+++ Given records +++
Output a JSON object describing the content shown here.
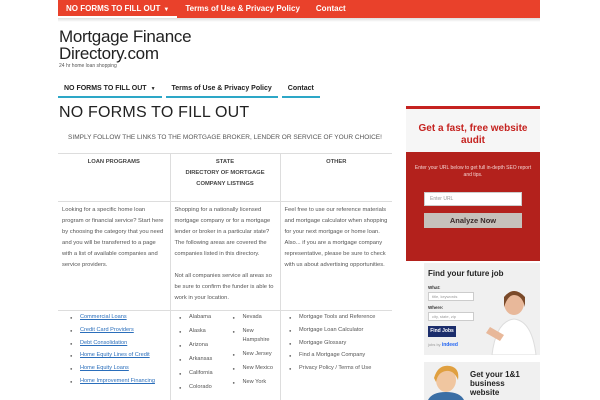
{
  "topnav": {
    "items": [
      {
        "label": "NO FORMS TO FILL OUT",
        "has_dropdown": true
      },
      {
        "label": "Terms of Use & Privacy Policy"
      },
      {
        "label": "Contact"
      }
    ],
    "bg_color": "#e9412b"
  },
  "site": {
    "title": "Mortgage Finance Directory.com",
    "tagline": "24 hr home loan shopping"
  },
  "subnav": {
    "items": [
      {
        "label": "NO FORMS TO FILL OUT",
        "has_dropdown": true
      },
      {
        "label": "Terms of Use & Privacy Policy"
      },
      {
        "label": "Contact"
      }
    ],
    "accent_color": "#2da7c7"
  },
  "main": {
    "title": "NO FORMS TO FILL OUT",
    "intro": "SIMPLY FOLLOW THE LINKS TO THE MORTGAGE BROKER, LENDER OR SERVICE OF YOUR CHOICE!",
    "headers": {
      "col1": "LOAN PROGRAMS",
      "col2_line1": "STATE",
      "col2_line2": "DIRECTORY OF MORTGAGE COMPANY LISTINGS",
      "col3": "OTHER"
    },
    "descriptions": {
      "col1": "Looking for a specific home loan program or financial service? Start here by choosing the category that you need and you will be transferred to a page with a list of available companies and service providers.",
      "col2_p1": "Shopping for a nationally licensed mortgage company or for a mortgage lender or broker in a particular state?   The following areas are covered  the companies listed in this directory.",
      "col2_p2": "Not all companies service all areas so be sure to confirm the funder is able to work in your location.",
      "col3": "Feel free to use our reference materials and mortgage calculator when shopping for your next mortgage or home loan. Also... if you are a mortgage company representative, please be sure to check with us about advertising opportunities."
    },
    "loan_programs": [
      "Commercial Loans",
      "Credit Card Providers",
      "Debt Consolidation",
      "Home Equity Lines of Credit",
      "Home Equity Loans",
      "Home Improvement Financing"
    ],
    "states_a": [
      "Alabama",
      "Alaska",
      "Arizona",
      "Arkansas",
      "California",
      "Colorado"
    ],
    "states_b": [
      "Nevada",
      "New Hampshire",
      "New Jersey",
      "New Mexico",
      "New York"
    ],
    "other": [
      "Mortgage Tools and Reference",
      "Mortgage Loan Calculator",
      "Mortgage Glossary",
      "Find a Mortgage Company",
      "Privacy Policy / Terms of Use"
    ],
    "link_color": "#2a6ebb"
  },
  "audit": {
    "title": "Get a fast, free website audit",
    "text": "Enter your URL below to get full in-depth SEO report and tips.",
    "input_placeholder": "Enter URL",
    "button": "Analyze Now",
    "accent_color": "#c5221f"
  },
  "jobad": {
    "title": "Find your future job",
    "what_label": "What:",
    "what_placeholder": "title, keywords",
    "where_label": "Where:",
    "where_placeholder": "city, state, zip",
    "button": "Find Jobs",
    "jobs_by": "jobs by",
    "brand": "indeed"
  },
  "ad11": {
    "text": "Get your 1&1 business website"
  }
}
+++
Reproduce the material above verbatim; omit every picture.

Output a JSON object describing the content shown here.
{
  "topnav": {
    "items": [
      {
        "label": "NO FORMS TO FILL OUT",
        "has_dropdown": true
      },
      {
        "label": "Terms of Use & Privacy Policy"
      },
      {
        "label": "Contact"
      }
    ],
    "bg_color": "#e9412b"
  },
  "site": {
    "title": "Mortgage Finance Directory.com",
    "tagline": "24 hr home loan shopping"
  },
  "subnav": {
    "items": [
      {
        "label": "NO FORMS TO FILL OUT",
        "has_dropdown": true
      },
      {
        "label": "Terms of Use & Privacy Policy"
      },
      {
        "label": "Contact"
      }
    ],
    "accent_color": "#2da7c7"
  },
  "main": {
    "title": "NO FORMS TO FILL OUT",
    "intro": "SIMPLY FOLLOW THE LINKS TO THE MORTGAGE BROKER, LENDER OR SERVICE OF YOUR CHOICE!",
    "headers": {
      "col1": "LOAN PROGRAMS",
      "col2_line1": "STATE",
      "col2_line2": "DIRECTORY OF MORTGAGE COMPANY LISTINGS",
      "col3": "OTHER"
    },
    "descriptions": {
      "col1": "Looking for a specific home loan program or financial service? Start here by choosing the category that you need and you will be transferred to a page with a list of available companies and service providers.",
      "col2_p1": "Shopping for a nationally licensed mortgage company or for a mortgage lender or broker in a particular state?   The following areas are covered  the companies listed in this directory.",
      "col2_p2": "Not all companies service all areas so be sure to confirm the funder is able to work in your location.",
      "col3": "Feel free to use our reference materials and mortgage calculator when shopping for your next mortgage or home loan. Also... if you are a mortgage company representative, please be sure to check with us about advertising opportunities."
    },
    "loan_programs": [
      "Commercial Loans",
      "Credit Card Providers",
      "Debt Consolidation",
      "Home Equity Lines of Credit",
      "Home Equity Loans",
      "Home Improvement Financing"
    ],
    "states_a": [
      "Alabama",
      "Alaska",
      "Arizona",
      "Arkansas",
      "California",
      "Colorado"
    ],
    "states_b": [
      "Nevada",
      "New Hampshire",
      "New Jersey",
      "New Mexico",
      "New York"
    ],
    "other": [
      "Mortgage Tools and Reference",
      "Mortgage Loan Calculator",
      "Mortgage Glossary",
      "Find a Mortgage Company",
      "Privacy Policy / Terms of Use"
    ],
    "link_color": "#2a6ebb"
  },
  "audit": {
    "title": "Get a fast, free website audit",
    "text": "Enter your URL below to get full in-depth SEO report and tips.",
    "input_placeholder": "Enter URL",
    "button": "Analyze Now",
    "accent_color": "#c5221f"
  },
  "jobad": {
    "title": "Find your future job",
    "what_label": "What:",
    "what_placeholder": "title, keywords",
    "where_label": "Where:",
    "where_placeholder": "city, state, zip",
    "button": "Find Jobs",
    "jobs_by": "jobs by",
    "brand": "indeed"
  },
  "ad11": {
    "text": "Get your 1&1 business website"
  }
}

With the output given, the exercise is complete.